**WHAT YOU NEED TO DO:** Lines containing the word "document" need to be counted. Please reply with how many there are, and nothing else.

↓

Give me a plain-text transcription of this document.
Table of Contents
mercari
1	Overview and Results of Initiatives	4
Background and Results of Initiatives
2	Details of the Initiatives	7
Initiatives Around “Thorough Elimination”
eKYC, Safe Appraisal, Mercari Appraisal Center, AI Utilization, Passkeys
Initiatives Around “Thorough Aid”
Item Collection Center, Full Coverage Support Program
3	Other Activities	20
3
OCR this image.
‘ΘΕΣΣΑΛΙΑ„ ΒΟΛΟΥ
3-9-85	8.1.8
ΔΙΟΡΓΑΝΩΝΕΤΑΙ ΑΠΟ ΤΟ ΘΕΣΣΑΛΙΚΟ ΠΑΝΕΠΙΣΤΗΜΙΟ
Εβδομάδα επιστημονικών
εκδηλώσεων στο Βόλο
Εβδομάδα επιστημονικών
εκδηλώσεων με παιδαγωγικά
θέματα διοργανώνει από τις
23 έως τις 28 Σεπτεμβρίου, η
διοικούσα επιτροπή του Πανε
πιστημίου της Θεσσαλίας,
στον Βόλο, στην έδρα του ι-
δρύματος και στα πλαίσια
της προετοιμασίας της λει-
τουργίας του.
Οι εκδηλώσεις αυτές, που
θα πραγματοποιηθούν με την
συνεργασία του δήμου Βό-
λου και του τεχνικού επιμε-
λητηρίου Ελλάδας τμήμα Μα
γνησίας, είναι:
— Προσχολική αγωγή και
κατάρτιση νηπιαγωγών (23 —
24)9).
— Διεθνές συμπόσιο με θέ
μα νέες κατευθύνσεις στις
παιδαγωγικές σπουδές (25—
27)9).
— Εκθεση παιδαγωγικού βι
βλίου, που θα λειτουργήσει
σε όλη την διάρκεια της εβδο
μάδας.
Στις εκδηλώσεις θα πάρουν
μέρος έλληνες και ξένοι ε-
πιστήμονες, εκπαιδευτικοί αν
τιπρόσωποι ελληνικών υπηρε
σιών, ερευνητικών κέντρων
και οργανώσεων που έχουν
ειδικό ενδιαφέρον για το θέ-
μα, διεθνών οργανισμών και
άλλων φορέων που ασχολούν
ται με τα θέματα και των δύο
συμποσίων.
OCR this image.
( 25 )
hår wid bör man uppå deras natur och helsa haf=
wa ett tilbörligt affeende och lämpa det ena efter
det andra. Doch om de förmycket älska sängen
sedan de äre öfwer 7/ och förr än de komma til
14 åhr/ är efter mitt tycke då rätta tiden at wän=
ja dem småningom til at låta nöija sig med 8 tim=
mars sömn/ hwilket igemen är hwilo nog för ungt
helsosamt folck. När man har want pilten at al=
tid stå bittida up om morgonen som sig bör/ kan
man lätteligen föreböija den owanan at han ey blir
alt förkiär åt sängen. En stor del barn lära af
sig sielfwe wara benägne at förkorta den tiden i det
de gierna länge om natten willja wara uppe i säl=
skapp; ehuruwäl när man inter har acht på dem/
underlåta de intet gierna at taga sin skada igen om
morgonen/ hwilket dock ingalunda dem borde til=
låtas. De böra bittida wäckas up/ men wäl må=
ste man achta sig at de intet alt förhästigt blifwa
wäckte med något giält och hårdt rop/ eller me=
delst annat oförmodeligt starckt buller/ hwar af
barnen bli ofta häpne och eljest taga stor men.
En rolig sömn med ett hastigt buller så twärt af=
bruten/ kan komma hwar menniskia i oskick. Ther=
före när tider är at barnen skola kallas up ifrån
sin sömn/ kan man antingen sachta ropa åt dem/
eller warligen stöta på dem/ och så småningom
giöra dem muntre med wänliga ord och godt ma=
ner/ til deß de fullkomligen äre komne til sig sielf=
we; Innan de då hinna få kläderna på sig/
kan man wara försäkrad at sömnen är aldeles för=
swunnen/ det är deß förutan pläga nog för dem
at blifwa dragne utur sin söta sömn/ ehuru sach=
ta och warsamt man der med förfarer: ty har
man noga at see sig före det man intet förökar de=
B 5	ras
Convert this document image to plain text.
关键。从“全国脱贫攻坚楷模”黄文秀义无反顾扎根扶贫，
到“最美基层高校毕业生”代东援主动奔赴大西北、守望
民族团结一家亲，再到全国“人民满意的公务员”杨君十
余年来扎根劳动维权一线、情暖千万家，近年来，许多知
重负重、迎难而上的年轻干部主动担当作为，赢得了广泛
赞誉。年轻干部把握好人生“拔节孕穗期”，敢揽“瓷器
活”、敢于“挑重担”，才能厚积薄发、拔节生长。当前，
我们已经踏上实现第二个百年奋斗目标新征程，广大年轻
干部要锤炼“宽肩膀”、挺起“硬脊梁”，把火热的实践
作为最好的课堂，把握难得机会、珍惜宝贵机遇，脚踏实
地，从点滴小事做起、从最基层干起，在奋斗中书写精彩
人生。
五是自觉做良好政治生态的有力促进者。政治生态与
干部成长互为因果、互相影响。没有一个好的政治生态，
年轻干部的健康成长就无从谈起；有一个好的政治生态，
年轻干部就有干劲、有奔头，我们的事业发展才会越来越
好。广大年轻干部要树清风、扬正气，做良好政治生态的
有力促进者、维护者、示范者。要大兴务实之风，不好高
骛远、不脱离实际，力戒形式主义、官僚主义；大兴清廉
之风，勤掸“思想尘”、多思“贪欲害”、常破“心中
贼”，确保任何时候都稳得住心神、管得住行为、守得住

↑

**EXERCISE SOLUTION:** 2